GIVEN TASK. Copy the lines verbatim, starting from the beginning of the records and ending with the line that contains "land-band xyxy=(561,146,583,155)".

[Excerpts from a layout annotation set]
* * * * * * *

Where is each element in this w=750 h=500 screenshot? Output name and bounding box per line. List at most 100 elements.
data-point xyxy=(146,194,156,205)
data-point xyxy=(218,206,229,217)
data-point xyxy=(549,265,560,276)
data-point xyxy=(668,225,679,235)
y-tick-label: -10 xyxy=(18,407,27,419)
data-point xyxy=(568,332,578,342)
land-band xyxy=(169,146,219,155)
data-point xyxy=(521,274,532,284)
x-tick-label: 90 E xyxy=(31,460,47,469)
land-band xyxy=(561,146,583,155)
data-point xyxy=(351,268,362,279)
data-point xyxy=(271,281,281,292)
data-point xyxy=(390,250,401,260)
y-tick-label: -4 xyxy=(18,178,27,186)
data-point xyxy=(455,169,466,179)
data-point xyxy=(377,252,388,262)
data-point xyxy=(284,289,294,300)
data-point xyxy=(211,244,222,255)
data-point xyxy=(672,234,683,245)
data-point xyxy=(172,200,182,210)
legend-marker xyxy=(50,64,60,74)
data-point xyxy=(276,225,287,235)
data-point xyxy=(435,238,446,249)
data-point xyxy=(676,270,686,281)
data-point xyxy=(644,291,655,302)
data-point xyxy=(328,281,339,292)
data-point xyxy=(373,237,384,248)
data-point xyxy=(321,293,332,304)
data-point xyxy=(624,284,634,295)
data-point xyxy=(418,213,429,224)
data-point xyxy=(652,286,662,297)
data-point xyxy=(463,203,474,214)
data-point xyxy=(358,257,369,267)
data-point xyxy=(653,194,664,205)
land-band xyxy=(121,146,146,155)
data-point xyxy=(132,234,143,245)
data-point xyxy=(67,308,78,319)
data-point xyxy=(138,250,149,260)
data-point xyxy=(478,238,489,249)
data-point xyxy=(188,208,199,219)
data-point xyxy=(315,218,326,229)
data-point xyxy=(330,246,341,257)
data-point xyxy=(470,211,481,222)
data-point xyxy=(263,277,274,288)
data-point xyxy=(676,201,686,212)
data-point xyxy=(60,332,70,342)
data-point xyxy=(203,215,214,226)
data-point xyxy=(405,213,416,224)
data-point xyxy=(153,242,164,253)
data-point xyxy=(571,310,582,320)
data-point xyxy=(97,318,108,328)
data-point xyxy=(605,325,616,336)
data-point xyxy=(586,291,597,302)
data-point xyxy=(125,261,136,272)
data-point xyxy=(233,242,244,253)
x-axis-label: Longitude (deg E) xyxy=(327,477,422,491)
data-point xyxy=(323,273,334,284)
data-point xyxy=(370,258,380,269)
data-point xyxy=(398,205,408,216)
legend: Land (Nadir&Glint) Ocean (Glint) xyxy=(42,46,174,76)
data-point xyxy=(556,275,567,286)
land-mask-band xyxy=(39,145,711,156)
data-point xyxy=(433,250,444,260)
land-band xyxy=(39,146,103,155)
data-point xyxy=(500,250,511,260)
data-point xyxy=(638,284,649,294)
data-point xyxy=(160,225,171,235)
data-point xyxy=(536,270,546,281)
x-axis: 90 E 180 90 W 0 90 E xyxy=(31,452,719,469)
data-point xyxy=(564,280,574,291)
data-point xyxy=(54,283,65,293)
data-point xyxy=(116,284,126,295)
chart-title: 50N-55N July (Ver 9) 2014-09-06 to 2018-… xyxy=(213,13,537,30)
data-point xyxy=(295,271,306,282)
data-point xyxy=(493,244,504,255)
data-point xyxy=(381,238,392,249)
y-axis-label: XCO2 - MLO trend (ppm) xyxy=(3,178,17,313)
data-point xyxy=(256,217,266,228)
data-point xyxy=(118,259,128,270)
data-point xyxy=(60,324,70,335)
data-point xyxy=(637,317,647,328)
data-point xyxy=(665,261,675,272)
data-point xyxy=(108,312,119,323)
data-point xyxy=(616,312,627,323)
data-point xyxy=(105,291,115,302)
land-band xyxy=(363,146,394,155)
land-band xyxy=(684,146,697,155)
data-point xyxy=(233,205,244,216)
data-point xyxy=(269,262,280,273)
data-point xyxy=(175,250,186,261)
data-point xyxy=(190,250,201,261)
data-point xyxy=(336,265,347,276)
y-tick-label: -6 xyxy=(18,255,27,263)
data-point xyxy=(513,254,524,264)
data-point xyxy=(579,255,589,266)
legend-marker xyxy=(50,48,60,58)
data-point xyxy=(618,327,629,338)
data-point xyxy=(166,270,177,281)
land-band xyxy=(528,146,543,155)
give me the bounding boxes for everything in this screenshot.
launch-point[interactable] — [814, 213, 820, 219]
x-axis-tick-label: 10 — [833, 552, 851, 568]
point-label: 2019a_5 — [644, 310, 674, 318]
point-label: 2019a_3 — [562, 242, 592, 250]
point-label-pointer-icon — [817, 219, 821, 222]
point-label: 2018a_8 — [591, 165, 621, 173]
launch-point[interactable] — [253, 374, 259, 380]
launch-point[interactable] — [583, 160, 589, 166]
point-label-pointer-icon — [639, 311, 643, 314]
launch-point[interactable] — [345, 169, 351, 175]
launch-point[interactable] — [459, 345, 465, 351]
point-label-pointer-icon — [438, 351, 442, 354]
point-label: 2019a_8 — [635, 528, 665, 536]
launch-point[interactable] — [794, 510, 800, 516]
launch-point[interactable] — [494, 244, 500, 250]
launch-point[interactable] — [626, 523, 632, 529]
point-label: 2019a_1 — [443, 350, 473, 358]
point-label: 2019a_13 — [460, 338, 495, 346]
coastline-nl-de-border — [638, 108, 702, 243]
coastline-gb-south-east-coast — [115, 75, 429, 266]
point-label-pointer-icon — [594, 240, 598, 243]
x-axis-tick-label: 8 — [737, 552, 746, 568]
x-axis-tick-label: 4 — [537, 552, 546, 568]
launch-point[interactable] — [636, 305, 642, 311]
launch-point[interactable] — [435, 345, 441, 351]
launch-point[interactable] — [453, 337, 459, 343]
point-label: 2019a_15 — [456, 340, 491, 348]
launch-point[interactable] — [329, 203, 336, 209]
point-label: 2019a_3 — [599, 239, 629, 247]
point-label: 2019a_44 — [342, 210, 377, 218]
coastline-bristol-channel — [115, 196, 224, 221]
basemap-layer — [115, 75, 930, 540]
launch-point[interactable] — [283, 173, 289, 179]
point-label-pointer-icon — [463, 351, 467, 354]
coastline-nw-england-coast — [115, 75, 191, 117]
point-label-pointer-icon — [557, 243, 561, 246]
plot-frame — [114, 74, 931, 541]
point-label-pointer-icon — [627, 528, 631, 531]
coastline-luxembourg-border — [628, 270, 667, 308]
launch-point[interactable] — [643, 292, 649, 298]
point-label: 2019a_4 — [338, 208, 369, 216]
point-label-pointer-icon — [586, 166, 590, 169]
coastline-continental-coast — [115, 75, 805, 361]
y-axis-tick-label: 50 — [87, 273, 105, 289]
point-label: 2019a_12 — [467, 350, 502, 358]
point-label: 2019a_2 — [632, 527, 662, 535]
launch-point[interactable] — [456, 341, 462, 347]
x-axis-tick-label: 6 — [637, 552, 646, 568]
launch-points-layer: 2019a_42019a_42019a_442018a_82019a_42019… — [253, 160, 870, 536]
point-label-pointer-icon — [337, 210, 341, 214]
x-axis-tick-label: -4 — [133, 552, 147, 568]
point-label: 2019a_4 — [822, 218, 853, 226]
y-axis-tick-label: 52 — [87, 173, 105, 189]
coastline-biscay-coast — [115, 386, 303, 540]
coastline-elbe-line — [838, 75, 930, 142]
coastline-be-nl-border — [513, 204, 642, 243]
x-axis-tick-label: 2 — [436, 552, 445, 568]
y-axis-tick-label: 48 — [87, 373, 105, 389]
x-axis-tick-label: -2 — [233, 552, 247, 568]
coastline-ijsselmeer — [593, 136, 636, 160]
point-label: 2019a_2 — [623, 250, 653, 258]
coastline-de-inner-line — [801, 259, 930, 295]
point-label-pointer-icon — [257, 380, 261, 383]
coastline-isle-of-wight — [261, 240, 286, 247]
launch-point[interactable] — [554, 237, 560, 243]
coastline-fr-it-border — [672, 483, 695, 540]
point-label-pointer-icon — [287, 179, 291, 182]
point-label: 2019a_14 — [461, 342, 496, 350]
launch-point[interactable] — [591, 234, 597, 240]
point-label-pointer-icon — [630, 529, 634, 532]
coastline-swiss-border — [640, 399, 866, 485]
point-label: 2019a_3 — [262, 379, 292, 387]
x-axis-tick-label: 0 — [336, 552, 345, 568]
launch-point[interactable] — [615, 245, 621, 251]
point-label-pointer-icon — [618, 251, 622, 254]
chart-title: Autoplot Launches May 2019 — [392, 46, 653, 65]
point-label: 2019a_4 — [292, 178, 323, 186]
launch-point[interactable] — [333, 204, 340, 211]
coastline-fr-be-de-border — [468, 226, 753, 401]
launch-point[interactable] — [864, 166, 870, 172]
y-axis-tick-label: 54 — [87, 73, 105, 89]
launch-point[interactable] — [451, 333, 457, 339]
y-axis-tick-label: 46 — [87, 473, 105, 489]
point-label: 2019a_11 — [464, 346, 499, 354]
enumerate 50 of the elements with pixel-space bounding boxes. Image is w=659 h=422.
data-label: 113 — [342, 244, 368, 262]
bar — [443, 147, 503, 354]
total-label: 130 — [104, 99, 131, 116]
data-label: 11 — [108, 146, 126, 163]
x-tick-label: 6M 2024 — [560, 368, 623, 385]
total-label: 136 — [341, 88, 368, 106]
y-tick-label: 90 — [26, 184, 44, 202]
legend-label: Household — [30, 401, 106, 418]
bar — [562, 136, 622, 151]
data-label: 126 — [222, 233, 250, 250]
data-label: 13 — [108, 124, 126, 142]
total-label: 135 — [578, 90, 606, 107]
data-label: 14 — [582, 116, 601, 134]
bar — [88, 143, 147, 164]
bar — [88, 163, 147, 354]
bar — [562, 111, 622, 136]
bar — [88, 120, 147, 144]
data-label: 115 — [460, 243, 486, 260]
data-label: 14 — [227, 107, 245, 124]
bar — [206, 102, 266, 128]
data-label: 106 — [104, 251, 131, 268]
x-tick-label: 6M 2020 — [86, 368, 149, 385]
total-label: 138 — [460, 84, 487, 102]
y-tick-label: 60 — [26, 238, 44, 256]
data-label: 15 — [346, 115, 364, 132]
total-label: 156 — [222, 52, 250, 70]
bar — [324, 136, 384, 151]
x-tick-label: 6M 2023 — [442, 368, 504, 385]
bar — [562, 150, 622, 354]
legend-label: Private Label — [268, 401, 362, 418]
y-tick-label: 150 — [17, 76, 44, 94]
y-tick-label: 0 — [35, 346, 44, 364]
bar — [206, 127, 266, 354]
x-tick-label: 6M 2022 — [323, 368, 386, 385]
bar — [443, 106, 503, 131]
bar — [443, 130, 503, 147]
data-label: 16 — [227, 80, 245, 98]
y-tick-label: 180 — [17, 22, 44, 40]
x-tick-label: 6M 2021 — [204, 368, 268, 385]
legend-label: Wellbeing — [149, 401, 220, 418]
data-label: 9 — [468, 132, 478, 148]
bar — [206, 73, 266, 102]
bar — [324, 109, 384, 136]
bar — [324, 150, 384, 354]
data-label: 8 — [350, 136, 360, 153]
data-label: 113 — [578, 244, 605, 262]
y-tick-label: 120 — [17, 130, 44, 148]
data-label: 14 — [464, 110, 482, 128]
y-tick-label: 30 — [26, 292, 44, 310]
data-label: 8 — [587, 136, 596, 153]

* * * * * * *

THE RESULT.
Where is each element in this w=750 h=500 screenshot? Output name and bounding box per line. List at most 100 elements.
data-point xyxy=(146,194,156,205)
data-point xyxy=(218,206,229,217)
data-point xyxy=(549,265,560,276)
data-point xyxy=(668,225,679,235)
y-tick-label: -10 xyxy=(18,407,27,419)
data-point xyxy=(568,332,578,342)
land-band xyxy=(169,146,219,155)
data-point xyxy=(521,274,532,284)
x-tick-label: 90 E xyxy=(31,460,47,469)
land-band xyxy=(561,146,583,155)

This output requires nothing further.